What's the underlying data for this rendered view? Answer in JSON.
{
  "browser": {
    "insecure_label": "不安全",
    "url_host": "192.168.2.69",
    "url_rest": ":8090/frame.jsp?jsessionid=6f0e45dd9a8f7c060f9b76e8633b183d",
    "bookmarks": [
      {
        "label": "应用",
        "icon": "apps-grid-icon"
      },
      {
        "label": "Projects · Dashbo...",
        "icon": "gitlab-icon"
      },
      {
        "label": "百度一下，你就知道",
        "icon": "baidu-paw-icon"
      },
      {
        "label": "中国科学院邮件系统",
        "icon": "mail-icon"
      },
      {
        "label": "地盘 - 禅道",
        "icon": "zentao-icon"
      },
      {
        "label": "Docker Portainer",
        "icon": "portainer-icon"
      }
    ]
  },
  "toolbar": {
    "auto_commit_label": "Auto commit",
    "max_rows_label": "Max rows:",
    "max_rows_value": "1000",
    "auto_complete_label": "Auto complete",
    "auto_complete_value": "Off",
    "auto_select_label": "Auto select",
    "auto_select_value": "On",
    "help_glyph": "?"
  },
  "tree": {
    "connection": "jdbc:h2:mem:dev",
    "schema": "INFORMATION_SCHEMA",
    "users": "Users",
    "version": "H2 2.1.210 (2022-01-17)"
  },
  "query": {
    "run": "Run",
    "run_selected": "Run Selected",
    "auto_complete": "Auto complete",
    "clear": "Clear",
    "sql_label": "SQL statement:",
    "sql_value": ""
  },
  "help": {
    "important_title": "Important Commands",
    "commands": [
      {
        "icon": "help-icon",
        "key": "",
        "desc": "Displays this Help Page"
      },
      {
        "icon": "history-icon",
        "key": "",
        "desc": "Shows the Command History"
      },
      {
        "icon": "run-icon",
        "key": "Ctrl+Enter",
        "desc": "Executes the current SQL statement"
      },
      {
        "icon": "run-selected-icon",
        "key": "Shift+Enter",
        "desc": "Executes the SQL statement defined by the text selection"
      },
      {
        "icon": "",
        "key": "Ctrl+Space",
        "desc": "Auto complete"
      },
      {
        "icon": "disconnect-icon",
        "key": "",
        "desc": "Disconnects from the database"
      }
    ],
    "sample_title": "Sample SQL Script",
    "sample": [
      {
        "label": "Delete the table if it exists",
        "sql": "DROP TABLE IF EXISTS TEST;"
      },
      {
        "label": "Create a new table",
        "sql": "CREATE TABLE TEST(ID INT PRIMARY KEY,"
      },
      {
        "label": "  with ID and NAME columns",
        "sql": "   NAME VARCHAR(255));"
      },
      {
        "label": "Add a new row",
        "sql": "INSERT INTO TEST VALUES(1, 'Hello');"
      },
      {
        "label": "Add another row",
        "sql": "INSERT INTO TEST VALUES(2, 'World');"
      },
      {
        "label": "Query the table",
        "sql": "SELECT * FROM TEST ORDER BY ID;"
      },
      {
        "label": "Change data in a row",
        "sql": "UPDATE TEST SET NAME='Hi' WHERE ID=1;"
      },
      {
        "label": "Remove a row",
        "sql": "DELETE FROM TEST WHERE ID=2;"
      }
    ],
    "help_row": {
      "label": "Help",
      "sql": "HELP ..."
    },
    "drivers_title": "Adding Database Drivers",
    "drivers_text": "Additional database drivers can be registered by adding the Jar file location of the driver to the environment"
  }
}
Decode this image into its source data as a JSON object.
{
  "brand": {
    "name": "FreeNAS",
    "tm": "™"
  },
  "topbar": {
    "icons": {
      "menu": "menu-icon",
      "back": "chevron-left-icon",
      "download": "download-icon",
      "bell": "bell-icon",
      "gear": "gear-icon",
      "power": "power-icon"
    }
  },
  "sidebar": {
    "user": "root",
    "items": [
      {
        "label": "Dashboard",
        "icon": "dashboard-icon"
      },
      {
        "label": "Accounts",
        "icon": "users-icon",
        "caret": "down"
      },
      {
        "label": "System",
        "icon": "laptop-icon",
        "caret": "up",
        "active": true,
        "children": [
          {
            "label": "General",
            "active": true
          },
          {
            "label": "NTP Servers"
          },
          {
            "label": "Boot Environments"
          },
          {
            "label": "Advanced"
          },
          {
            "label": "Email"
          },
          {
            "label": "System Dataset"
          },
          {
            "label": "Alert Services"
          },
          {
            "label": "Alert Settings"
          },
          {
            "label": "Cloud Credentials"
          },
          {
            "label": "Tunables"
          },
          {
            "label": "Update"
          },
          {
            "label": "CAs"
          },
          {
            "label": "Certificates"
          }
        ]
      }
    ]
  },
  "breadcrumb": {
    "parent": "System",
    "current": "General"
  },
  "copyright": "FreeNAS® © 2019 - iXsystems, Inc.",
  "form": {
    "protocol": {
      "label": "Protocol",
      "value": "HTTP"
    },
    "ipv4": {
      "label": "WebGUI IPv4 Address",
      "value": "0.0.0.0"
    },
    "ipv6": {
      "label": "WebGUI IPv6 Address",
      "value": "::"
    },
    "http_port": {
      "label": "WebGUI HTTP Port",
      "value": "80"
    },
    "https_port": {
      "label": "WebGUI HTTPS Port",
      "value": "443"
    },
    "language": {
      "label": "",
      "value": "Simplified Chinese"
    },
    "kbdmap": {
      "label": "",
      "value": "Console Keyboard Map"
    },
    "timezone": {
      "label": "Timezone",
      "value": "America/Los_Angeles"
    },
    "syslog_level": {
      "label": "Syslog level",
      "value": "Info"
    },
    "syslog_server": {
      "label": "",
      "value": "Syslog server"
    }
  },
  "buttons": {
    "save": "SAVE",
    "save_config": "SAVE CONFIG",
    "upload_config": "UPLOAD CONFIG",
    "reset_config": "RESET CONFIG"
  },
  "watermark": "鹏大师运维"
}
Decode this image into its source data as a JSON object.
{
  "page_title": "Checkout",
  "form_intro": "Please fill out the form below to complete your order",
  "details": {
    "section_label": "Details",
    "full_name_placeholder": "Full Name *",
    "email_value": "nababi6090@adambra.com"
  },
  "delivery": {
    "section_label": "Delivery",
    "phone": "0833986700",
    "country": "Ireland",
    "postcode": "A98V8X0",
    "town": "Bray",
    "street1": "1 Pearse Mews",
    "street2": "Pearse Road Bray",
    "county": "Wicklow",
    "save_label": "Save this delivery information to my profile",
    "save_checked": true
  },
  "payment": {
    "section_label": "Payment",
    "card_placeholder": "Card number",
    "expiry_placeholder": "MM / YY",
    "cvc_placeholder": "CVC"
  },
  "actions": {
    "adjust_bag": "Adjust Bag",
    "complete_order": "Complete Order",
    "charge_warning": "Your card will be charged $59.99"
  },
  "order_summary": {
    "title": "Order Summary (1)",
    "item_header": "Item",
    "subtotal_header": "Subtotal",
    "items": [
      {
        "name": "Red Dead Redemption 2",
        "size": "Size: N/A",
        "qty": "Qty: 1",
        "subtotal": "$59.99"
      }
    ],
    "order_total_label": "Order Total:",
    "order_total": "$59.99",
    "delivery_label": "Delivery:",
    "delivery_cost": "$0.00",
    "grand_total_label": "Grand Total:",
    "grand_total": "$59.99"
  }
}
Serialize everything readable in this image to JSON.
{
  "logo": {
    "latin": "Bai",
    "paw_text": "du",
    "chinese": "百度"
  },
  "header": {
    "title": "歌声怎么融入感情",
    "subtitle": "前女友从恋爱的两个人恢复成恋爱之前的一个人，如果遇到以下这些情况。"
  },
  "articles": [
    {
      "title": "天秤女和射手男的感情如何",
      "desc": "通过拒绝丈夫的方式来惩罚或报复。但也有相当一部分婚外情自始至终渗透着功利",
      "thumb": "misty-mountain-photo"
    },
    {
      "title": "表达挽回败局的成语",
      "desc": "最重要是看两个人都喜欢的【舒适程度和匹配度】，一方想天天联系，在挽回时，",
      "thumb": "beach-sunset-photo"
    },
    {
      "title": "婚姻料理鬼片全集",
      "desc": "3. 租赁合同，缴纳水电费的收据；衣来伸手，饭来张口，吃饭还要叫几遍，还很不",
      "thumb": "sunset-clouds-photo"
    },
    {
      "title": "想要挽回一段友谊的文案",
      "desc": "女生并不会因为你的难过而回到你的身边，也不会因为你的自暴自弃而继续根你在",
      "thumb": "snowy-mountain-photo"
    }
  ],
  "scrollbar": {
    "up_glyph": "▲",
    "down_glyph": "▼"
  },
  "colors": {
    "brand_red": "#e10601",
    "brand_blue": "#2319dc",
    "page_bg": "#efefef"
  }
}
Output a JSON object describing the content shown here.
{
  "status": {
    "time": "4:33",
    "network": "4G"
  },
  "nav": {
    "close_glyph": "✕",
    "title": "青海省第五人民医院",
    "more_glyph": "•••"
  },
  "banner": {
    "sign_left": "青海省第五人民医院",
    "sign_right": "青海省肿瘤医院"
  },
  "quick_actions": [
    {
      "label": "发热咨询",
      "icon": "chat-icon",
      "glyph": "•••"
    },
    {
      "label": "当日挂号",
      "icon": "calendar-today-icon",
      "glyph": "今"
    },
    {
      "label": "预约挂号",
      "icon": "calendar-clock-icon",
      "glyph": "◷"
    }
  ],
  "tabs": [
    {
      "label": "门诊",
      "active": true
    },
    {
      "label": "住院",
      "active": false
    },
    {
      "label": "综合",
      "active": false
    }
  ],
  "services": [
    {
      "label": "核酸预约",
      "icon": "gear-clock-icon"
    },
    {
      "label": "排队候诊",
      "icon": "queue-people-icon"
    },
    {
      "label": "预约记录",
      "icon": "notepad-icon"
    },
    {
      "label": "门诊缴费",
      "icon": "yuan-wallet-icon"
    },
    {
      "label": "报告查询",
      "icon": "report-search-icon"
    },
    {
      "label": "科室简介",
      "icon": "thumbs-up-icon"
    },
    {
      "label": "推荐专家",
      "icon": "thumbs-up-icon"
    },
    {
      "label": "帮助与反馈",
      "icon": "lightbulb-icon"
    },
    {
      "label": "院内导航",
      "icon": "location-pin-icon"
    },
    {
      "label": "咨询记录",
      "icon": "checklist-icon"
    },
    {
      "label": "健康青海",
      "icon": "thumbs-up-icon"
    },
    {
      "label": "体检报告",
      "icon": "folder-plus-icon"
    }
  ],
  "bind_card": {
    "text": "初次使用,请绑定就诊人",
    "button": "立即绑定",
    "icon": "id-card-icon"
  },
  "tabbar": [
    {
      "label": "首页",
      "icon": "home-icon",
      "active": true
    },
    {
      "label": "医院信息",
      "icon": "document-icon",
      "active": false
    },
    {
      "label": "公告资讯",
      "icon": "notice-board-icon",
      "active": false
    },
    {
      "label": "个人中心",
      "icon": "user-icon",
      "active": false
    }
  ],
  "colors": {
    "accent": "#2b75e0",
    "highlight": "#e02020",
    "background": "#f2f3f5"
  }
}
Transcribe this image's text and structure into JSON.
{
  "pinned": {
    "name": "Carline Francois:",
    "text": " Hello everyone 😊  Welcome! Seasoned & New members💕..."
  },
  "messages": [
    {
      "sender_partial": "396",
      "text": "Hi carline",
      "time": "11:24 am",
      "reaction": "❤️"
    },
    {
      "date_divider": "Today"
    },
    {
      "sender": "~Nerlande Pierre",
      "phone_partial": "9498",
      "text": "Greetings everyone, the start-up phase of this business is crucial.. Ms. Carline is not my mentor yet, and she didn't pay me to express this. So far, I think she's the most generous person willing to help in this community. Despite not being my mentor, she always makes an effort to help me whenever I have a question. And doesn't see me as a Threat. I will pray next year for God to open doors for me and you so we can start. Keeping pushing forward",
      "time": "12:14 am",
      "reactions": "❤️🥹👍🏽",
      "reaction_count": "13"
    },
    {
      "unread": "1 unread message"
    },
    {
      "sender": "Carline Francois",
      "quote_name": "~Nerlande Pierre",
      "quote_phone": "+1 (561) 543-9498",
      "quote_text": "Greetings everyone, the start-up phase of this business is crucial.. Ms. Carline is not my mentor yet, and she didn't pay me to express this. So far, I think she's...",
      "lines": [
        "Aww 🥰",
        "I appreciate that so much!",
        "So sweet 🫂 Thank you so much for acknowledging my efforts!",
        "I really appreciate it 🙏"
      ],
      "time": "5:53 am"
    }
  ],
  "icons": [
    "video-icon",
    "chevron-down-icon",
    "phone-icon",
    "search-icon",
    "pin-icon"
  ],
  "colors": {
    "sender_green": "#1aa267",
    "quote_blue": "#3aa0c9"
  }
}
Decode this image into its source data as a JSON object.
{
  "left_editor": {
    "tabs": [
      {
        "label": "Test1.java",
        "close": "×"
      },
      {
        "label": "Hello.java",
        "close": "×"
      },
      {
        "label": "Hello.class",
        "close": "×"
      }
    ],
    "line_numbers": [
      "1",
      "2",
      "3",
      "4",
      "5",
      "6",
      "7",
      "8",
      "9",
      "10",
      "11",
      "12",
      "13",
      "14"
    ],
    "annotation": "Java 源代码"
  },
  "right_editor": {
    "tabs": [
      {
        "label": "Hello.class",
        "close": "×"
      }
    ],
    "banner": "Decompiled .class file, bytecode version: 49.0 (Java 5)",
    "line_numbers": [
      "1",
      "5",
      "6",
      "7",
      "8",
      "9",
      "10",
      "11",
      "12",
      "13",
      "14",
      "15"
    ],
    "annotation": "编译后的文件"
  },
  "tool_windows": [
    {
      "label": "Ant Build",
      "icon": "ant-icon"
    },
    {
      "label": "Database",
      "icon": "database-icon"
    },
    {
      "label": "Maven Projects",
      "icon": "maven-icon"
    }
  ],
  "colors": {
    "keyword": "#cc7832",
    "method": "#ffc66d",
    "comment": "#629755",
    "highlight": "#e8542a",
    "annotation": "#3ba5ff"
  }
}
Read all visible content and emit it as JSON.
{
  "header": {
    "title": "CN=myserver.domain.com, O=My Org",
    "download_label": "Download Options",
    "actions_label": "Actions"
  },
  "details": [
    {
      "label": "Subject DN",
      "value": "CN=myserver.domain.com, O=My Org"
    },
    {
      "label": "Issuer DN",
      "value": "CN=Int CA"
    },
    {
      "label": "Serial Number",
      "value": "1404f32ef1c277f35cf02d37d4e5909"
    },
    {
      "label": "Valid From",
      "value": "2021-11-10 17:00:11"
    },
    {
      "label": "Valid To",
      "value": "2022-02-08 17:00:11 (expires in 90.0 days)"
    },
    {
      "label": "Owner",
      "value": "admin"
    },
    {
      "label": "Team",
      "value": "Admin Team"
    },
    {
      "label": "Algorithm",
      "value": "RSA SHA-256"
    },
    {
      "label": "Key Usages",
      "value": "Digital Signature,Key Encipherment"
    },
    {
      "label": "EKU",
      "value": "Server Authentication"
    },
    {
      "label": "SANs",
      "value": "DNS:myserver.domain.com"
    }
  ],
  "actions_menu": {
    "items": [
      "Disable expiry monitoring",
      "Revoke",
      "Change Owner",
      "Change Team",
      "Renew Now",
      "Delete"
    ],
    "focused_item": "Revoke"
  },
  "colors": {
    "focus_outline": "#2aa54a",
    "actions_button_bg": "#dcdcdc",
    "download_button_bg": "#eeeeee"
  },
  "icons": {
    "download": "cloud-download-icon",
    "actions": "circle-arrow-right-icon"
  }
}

○ ○ ○ ○

# [Set exercise]
Copy each line of the data above that holds "CONFIG".

# [The output]
    "save_config": "SAVE CONFIG",
    "upload_config": "UPLOAD CONFIG",
    "reset_config": "RESET CONFIG"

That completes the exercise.